▶ TASK STATEMENT
What do the lines say from the one containing "What data populates" to the end of the records? Restate them word for word, and only those.

▶ A run of records
· · · ·
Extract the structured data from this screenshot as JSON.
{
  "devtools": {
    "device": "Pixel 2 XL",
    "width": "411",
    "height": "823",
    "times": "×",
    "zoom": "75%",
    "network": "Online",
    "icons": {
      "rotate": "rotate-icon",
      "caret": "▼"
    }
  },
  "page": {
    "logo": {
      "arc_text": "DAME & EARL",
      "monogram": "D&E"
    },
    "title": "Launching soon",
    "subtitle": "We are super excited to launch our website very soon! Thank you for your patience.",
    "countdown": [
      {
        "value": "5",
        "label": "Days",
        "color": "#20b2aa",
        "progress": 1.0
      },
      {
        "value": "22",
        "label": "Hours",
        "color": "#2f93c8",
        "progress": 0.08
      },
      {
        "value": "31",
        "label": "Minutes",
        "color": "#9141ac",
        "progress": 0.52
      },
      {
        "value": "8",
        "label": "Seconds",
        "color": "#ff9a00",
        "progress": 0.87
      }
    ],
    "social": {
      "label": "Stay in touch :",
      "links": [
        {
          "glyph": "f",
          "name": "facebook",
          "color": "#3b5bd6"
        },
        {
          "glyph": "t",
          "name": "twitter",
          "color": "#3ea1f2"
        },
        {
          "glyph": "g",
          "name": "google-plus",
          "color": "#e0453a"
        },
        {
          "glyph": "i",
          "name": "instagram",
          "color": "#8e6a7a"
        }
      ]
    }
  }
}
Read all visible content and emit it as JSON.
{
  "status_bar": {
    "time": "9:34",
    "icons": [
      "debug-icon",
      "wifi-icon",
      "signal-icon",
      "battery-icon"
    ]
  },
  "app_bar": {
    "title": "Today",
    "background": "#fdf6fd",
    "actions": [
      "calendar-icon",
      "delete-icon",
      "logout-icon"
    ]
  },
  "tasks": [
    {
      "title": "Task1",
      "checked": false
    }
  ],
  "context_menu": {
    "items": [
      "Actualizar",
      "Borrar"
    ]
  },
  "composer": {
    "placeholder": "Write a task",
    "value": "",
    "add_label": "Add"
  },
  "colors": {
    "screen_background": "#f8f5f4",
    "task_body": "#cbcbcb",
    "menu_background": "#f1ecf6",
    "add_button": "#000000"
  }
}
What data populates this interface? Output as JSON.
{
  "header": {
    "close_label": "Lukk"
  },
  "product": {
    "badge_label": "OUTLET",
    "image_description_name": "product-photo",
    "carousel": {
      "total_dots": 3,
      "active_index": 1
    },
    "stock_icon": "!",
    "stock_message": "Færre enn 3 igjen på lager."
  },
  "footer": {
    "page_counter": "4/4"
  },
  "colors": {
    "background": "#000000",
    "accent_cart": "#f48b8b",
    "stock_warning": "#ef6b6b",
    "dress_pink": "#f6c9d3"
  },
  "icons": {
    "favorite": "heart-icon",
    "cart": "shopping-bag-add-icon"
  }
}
· · · ·
▶ ANSWER TO THE PROBLEM
What data populates this interface? Output as JSON.
{
  "header": {
    "close_label": "Lukk"
  },
  "product": {
    "badge_label": "OUTLET",
    "image_description_name": "product-photo",
    "carousel": {
      "total_dots": 3,
      "active_index": 1
    },
    "stock_icon": "!",
    "stock_message": "Færre enn 3 igjen på lager."
  },
  "footer": {
    "page_counter": "4/4"
  },
  "colors": {
    "background": "#000000",
    "accent_cart": "#f48b8b",
    "stock_warning": "#ef6b6b",
    "dress_pink": "#f6c9d3"
  },
  "icons": {
    "favorite": "heart-icon",
    "cart": "shopping-bag-add-icon"
  }
}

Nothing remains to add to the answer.